### Task objective:
Report the number of lines that hold the string "amount". Leave out any other text.
======
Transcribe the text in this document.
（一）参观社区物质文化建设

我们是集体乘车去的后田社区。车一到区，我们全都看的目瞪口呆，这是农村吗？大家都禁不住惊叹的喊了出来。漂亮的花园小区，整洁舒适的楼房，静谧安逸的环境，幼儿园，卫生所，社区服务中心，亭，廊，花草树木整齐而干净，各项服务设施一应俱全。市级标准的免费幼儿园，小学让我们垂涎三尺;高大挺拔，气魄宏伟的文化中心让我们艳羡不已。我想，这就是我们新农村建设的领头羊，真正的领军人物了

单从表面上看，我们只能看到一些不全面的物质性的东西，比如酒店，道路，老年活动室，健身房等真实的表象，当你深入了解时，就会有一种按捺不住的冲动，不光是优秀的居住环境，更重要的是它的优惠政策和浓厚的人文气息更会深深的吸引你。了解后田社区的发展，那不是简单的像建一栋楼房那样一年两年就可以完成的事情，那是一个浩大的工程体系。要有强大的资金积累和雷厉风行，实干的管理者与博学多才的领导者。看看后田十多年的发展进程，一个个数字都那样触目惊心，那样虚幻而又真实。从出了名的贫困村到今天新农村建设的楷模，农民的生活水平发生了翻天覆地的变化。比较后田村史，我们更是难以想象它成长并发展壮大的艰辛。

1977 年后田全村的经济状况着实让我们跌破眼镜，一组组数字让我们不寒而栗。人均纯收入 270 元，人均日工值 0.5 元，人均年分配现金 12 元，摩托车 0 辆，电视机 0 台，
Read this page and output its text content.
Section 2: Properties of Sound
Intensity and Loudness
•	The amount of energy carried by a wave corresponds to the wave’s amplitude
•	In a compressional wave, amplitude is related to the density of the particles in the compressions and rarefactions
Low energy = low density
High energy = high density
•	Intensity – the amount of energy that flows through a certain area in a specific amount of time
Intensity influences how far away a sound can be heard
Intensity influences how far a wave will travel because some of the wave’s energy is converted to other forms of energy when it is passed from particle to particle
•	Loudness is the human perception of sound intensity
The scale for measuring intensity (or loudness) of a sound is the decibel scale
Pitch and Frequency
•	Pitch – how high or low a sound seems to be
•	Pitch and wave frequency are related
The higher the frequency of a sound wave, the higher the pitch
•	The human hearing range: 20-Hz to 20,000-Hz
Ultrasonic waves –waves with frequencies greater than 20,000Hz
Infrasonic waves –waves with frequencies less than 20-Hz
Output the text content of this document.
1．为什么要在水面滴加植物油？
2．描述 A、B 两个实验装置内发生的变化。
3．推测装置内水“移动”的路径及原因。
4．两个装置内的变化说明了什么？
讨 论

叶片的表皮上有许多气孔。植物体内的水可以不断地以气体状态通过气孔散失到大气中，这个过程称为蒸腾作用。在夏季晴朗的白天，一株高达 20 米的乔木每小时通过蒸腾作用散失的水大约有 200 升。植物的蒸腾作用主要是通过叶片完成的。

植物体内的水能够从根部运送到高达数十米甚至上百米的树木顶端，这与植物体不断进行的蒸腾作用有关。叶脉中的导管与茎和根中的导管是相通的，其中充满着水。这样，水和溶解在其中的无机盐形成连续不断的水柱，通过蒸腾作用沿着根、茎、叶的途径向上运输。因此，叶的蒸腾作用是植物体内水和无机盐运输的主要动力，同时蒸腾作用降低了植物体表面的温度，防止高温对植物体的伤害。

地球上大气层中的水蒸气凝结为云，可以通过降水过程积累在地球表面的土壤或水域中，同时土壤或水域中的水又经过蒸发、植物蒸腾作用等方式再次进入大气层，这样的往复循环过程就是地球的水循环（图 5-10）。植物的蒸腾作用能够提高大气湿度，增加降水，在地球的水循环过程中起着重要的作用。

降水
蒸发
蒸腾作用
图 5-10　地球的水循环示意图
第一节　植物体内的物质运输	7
======
### The output:
2